The task: Reproduce all of the material exactly as shown.

#####

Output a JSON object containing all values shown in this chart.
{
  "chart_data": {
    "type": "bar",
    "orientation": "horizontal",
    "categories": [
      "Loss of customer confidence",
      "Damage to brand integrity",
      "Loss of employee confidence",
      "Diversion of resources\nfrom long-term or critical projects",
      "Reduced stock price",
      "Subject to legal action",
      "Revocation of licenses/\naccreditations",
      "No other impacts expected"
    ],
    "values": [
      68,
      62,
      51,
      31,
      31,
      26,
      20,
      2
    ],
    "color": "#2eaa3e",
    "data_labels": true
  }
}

#####

Exercise solution:
Output a JSON object containing all values shown in this chart.
{
  "chart_data": {
    "type": "bar",
    "orientation": "horizontal",
    "categories": [
      "Loss of customer confidence",
      "Damage to brand integrity",
      "Loss of employee confidence",
      "Diversion of resources\nfrom long-term or critical projects",
      "Reduced stock price",
      "Subject to legal action",
      "Revocation of licenses/\naccreditations",
      "No other impacts expected"
    ],
    "values": [
      68,
      62,
      51,
      31,
      31,
      26,
      20,
      2
    ],
    "color": "#2eaa3e",
    "data_labels": true
  }
}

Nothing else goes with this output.